[START Input records]
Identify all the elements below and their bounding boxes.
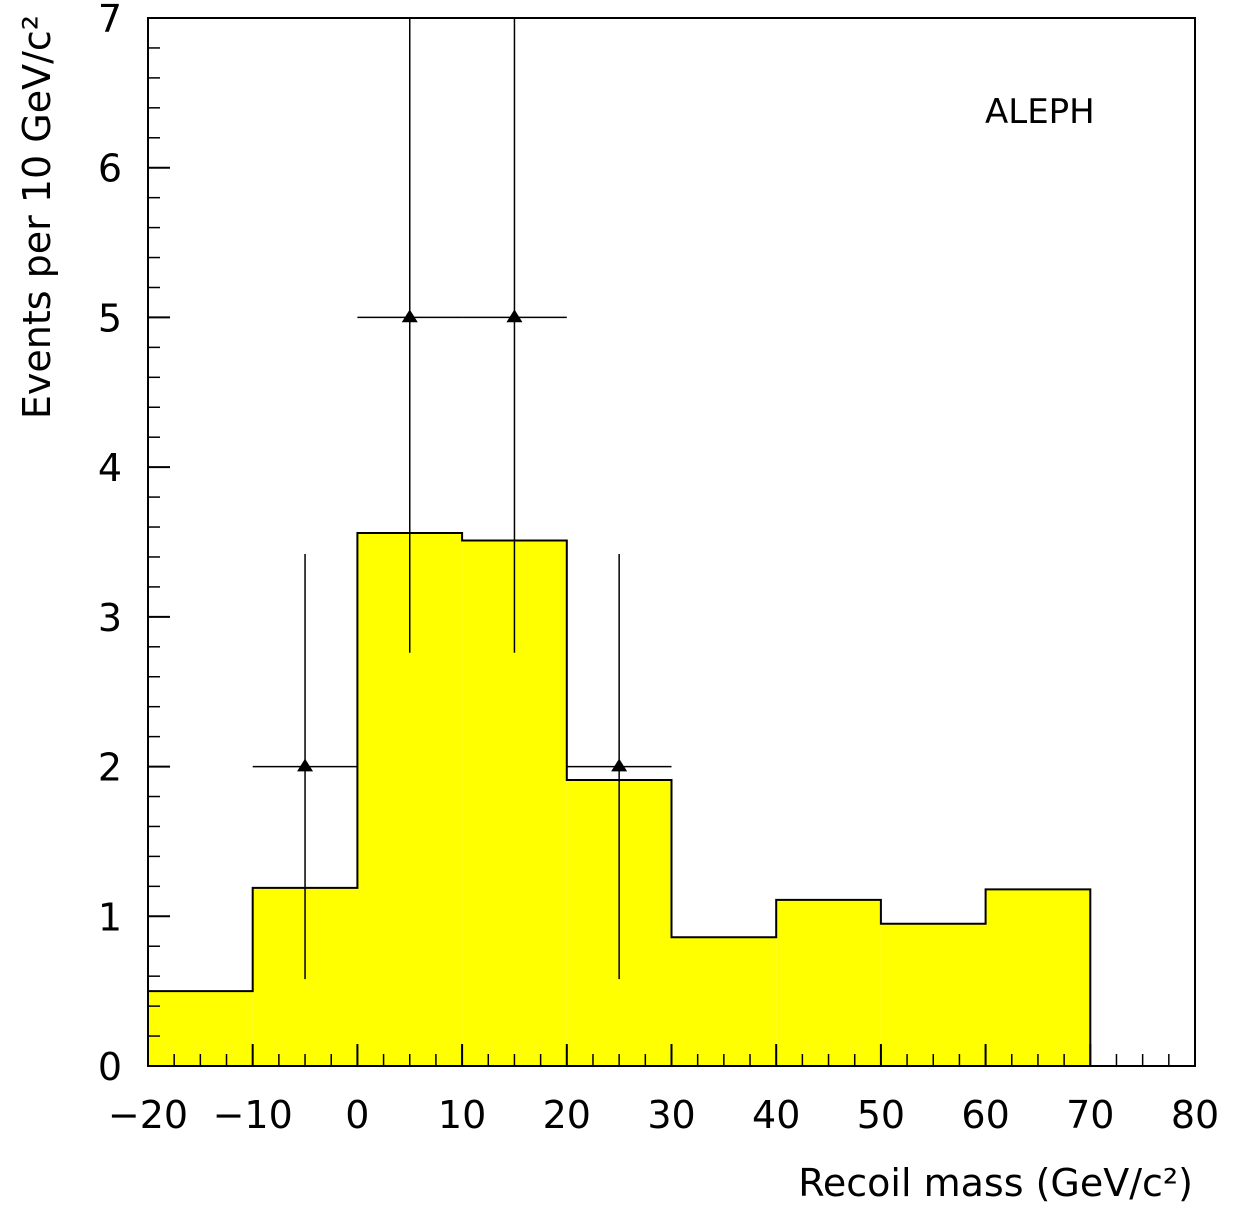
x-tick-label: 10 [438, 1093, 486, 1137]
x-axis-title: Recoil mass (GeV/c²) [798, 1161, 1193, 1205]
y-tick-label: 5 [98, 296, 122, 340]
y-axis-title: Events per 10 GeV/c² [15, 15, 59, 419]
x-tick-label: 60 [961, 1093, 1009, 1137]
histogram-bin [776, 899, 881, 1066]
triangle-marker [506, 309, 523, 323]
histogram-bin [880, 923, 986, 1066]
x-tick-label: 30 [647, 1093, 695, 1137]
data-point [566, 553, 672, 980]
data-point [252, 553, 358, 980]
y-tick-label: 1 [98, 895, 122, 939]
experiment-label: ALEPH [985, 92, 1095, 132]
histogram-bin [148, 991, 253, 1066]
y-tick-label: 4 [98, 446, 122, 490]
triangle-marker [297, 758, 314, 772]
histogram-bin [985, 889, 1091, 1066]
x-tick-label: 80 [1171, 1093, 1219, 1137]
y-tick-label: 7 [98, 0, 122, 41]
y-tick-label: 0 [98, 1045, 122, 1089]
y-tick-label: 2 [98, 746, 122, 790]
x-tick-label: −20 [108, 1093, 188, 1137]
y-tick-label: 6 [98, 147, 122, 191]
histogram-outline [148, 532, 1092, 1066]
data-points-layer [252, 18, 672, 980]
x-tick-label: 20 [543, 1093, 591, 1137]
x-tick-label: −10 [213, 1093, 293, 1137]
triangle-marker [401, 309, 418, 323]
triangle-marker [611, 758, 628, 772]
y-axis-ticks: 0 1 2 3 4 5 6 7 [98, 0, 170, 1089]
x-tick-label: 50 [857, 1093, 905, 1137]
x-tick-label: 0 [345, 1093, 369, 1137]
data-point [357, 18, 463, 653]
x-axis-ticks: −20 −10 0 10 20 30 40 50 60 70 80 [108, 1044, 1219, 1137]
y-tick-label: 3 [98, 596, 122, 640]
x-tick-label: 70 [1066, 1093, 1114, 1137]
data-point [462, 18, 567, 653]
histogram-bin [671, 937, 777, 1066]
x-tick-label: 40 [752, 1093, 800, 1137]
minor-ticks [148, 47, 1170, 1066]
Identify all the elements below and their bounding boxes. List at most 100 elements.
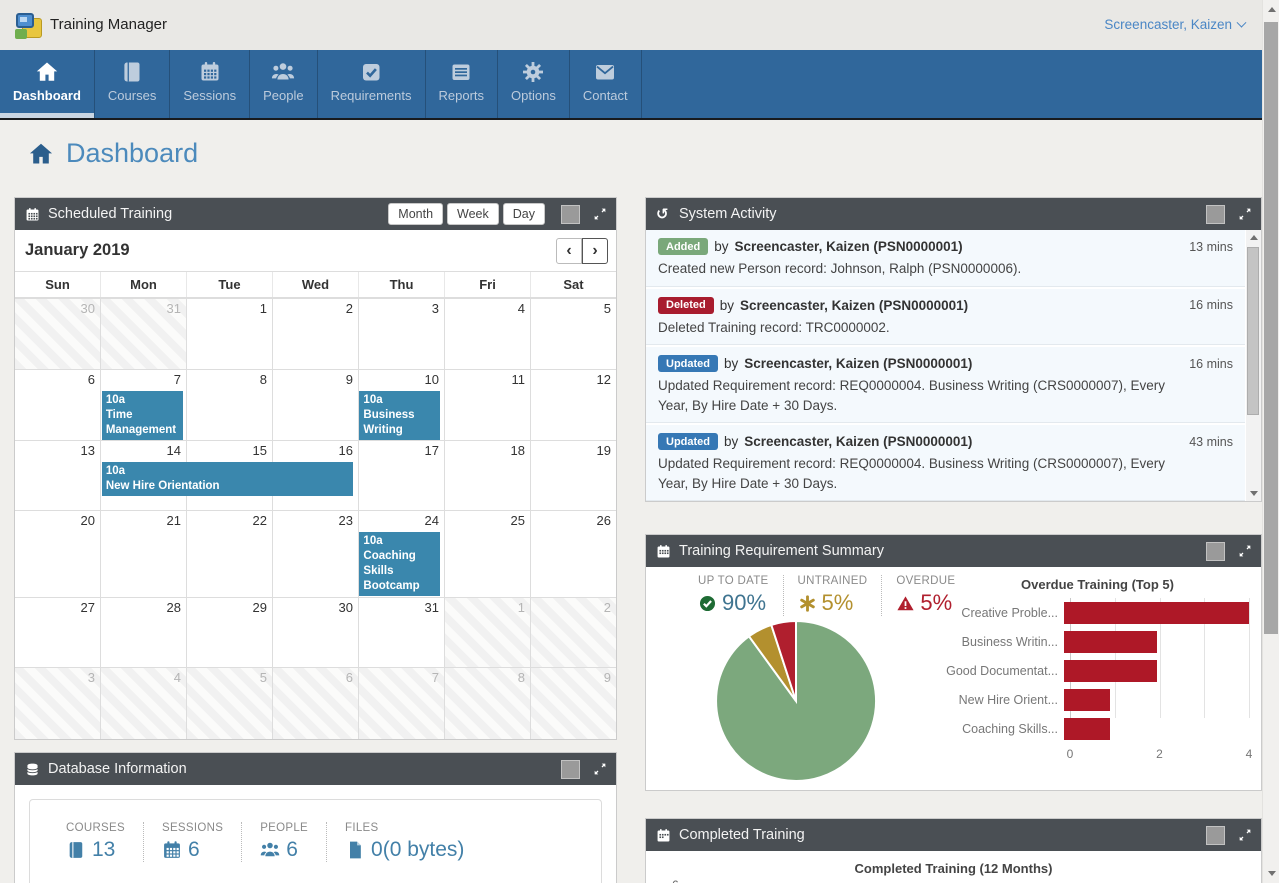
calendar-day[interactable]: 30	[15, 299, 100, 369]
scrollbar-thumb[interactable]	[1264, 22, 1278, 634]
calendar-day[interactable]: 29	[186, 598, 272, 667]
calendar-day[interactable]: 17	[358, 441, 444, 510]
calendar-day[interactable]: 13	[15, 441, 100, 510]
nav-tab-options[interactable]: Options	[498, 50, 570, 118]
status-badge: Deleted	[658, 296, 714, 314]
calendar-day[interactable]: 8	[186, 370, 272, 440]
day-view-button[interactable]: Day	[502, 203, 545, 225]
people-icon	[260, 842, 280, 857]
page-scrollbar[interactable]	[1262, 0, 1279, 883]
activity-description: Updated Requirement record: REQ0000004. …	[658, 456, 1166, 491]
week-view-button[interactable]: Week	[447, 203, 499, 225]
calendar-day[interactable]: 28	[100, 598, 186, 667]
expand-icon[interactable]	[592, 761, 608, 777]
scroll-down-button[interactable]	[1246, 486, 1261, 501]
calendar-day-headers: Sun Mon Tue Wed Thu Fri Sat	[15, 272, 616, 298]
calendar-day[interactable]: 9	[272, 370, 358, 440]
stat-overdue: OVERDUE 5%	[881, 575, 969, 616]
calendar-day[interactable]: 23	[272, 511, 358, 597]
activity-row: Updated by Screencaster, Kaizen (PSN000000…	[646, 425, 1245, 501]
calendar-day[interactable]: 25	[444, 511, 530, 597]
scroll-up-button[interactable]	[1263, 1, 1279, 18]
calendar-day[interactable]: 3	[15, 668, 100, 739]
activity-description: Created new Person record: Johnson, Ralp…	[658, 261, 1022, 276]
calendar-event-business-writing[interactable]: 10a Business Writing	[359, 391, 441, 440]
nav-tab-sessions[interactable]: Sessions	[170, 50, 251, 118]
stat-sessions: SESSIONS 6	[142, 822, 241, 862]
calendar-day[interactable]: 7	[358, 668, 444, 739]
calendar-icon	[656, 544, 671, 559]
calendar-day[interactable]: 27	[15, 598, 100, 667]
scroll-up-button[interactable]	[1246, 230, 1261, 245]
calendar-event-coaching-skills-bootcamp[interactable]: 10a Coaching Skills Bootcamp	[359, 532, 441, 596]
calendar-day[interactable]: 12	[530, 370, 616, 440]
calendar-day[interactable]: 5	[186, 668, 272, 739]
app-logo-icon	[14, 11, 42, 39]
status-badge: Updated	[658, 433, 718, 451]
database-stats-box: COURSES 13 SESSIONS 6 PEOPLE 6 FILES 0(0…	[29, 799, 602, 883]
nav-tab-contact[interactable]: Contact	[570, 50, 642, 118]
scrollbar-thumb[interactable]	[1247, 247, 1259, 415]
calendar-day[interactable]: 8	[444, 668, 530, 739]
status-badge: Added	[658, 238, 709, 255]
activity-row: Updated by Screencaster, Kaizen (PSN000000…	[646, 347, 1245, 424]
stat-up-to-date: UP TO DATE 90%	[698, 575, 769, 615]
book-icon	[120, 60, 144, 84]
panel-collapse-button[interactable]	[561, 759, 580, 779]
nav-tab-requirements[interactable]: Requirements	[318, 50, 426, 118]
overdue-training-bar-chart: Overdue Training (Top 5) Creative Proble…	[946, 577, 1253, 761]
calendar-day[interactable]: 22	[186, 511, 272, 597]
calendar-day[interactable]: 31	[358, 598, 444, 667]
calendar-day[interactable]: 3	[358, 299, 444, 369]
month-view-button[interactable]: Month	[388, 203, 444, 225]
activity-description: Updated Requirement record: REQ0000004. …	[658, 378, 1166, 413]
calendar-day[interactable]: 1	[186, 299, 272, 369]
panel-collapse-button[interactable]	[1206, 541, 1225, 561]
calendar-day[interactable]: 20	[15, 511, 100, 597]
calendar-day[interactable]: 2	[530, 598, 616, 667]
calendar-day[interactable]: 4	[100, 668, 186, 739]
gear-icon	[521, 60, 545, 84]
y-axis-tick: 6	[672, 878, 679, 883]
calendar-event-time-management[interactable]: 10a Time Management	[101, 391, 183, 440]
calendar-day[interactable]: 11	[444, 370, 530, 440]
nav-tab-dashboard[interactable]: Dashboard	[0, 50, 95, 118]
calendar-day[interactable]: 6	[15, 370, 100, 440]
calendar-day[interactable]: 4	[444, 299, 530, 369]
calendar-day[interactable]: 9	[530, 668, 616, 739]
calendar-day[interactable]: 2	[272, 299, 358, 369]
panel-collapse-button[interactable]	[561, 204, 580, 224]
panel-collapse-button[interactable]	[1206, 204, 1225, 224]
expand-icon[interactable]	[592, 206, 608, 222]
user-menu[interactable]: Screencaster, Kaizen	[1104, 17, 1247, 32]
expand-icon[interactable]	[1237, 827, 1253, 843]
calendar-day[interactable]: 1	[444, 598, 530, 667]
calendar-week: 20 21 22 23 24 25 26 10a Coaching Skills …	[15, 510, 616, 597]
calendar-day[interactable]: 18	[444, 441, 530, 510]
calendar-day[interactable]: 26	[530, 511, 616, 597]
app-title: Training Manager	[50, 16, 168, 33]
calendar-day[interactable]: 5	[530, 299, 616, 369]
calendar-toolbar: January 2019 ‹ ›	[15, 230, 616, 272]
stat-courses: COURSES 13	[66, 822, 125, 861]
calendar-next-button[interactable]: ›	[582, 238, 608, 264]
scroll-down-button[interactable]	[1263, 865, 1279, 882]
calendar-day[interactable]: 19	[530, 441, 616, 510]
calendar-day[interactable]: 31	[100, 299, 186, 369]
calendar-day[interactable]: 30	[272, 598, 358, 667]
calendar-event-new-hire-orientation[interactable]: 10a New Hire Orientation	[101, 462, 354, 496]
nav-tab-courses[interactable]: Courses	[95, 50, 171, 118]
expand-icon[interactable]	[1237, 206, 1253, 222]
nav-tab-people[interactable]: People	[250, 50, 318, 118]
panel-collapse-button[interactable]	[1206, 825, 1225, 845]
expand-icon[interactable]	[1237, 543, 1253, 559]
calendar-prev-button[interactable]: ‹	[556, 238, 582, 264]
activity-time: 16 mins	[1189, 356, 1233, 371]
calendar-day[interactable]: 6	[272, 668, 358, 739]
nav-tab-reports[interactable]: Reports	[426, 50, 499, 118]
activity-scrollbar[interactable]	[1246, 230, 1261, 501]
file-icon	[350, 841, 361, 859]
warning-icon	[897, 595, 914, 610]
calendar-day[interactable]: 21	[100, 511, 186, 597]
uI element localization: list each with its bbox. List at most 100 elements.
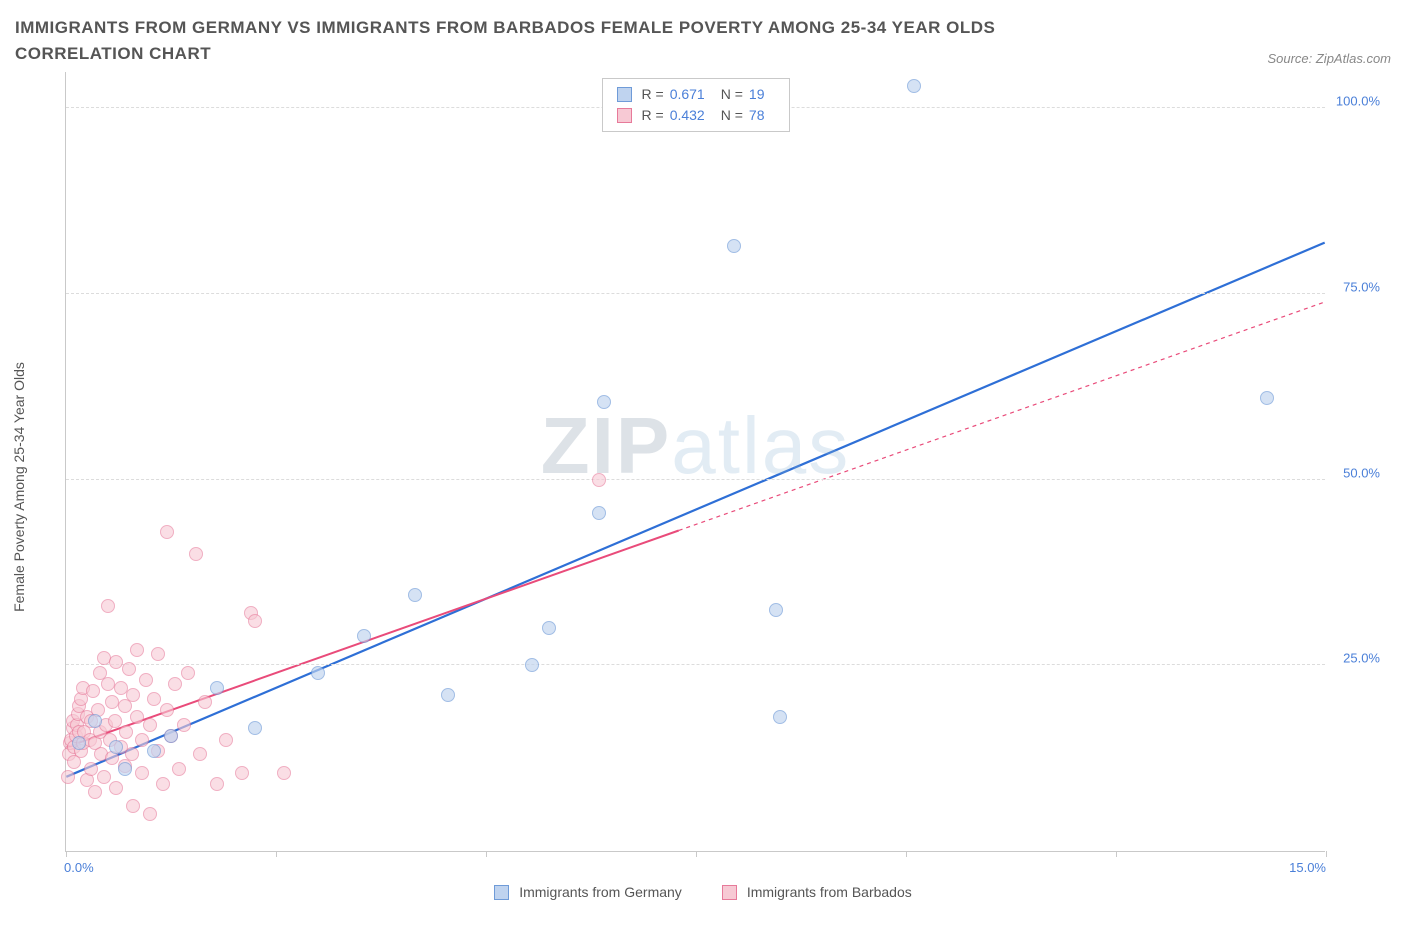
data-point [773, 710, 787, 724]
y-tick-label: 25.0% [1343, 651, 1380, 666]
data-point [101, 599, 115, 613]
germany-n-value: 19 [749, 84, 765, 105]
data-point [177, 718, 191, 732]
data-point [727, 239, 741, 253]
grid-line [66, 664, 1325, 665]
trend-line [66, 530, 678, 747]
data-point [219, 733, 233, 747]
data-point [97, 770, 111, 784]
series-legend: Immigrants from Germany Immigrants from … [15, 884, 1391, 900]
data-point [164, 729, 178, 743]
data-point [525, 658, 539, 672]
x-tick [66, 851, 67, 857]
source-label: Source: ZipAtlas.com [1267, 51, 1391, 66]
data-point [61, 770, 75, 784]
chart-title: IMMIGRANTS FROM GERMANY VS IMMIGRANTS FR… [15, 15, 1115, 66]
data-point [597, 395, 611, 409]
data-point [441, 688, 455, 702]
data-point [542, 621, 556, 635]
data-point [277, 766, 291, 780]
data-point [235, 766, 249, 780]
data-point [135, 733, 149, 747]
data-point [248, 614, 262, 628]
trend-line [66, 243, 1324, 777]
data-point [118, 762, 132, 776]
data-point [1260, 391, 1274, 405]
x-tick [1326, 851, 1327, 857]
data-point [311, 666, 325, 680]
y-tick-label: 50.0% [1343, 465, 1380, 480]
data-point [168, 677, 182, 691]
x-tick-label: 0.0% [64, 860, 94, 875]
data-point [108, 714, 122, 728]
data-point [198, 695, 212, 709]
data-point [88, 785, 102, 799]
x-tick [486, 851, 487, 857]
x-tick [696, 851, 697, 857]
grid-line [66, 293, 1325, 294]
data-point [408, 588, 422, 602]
[END Input records]
* _Task directions_
Can you quote the lines of the listing from the one containing "data-point [773, 710, 787, 724]" through the end of the listing, word for word?

* _The reply_
data-point [773, 710, 787, 724]
y-tick-label: 25.0% [1343, 651, 1380, 666]
data-point [101, 599, 115, 613]
germany-n-value: 19 [749, 84, 765, 105]
data-point [177, 718, 191, 732]
data-point [727, 239, 741, 253]
grid-line [66, 664, 1325, 665]
trend-line [66, 530, 678, 747]
data-point [219, 733, 233, 747]
data-point [97, 770, 111, 784]
series-legend: Immigrants from Germany Immigrants from … [15, 884, 1391, 900]
data-point [164, 729, 178, 743]
data-point [525, 658, 539, 672]
x-tick [66, 851, 67, 857]
source-label: Source: ZipAtlas.com [1267, 51, 1391, 66]
data-point [61, 770, 75, 784]
chart-title: IMMIGRANTS FROM GERMANY VS IMMIGRANTS FR… [15, 15, 1115, 66]
data-point [597, 395, 611, 409]
data-point [441, 688, 455, 702]
data-point [542, 621, 556, 635]
data-point [277, 766, 291, 780]
data-point [235, 766, 249, 780]
data-point [135, 733, 149, 747]
data-point [248, 614, 262, 628]
trend-line [66, 243, 1324, 777]
data-point [118, 762, 132, 776]
data-point [1260, 391, 1274, 405]
x-tick [1326, 851, 1327, 857]
data-point [311, 666, 325, 680]
y-tick-label: 50.0% [1343, 465, 1380, 480]
data-point [168, 677, 182, 691]
x-tick-label: 0.0% [64, 860, 94, 875]
data-point [108, 714, 122, 728]
data-point [198, 695, 212, 709]
data-point [88, 785, 102, 799]
x-tick [486, 851, 487, 857]
x-tick [696, 851, 697, 857]
grid-line [66, 293, 1325, 294]
data-point [408, 588, 422, 602]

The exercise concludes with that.